-- start of Task material --
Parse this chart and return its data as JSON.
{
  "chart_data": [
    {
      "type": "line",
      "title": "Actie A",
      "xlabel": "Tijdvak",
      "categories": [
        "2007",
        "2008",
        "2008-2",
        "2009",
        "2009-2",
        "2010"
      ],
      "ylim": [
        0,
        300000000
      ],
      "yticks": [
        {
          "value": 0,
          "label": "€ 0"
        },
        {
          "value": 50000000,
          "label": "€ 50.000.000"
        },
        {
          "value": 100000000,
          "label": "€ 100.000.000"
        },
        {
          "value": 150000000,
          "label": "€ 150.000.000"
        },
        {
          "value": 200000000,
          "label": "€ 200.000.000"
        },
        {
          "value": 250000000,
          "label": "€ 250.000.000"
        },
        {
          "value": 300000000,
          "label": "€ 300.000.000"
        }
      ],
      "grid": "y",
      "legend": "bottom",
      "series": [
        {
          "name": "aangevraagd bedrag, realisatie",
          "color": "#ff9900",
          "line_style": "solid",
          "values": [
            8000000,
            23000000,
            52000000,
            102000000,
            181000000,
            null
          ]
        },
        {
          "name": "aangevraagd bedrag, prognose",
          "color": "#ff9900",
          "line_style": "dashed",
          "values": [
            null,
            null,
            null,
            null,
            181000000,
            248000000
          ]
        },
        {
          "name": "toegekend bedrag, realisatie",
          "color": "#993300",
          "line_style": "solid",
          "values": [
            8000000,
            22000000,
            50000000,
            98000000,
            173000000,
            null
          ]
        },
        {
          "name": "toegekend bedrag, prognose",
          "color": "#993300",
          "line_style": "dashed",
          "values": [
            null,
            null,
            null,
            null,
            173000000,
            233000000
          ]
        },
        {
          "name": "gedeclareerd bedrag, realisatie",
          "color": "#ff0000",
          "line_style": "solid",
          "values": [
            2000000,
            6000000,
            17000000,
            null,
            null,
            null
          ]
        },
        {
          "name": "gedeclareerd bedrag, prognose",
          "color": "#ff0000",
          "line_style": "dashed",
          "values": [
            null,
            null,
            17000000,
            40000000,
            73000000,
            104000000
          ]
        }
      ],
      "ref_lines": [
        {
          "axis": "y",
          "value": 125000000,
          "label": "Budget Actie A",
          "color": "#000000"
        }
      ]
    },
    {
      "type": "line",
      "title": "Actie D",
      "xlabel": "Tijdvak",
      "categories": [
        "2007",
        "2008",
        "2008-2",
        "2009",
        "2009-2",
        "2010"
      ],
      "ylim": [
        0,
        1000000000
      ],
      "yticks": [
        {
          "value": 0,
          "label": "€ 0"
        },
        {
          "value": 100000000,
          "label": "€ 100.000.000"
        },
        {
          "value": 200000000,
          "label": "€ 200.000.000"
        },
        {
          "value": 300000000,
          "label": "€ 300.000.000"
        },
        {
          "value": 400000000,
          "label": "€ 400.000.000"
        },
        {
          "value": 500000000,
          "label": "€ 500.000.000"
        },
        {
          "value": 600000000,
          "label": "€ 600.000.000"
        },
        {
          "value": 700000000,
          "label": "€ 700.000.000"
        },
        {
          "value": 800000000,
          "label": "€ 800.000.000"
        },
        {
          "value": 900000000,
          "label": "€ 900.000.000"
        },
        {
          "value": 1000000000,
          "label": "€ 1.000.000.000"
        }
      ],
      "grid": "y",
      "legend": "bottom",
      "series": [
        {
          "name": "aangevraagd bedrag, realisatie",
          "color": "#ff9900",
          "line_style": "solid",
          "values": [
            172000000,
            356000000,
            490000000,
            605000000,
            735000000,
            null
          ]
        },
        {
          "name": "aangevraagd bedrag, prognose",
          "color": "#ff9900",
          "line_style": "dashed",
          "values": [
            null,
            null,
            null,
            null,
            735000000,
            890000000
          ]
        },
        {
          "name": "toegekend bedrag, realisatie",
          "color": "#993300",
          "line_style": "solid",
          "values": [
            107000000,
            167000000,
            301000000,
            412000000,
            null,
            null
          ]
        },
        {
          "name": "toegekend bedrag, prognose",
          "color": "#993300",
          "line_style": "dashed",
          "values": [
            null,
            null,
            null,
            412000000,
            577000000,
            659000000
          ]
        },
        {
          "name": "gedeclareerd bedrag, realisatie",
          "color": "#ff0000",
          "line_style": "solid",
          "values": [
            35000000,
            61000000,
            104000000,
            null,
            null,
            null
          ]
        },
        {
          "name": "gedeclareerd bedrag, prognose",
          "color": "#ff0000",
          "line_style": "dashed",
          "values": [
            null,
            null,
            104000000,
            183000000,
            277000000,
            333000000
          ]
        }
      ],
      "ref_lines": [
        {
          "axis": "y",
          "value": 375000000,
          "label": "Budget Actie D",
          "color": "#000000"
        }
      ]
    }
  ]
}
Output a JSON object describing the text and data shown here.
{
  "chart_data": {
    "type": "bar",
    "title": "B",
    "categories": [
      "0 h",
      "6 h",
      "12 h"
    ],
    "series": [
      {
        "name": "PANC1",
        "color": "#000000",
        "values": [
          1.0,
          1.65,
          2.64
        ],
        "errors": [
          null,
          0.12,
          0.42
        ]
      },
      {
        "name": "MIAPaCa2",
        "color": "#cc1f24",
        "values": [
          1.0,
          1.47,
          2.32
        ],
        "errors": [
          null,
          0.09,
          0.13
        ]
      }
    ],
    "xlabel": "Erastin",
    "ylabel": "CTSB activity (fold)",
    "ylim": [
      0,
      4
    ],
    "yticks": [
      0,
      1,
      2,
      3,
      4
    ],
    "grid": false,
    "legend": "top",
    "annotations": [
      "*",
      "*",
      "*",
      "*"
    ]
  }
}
-- end of Task material --
Show every line from the entries above in which the word "Budget" appears.

### Output of the task:
          "label": "Budget Actie A",
          "label": "Budget Actie D",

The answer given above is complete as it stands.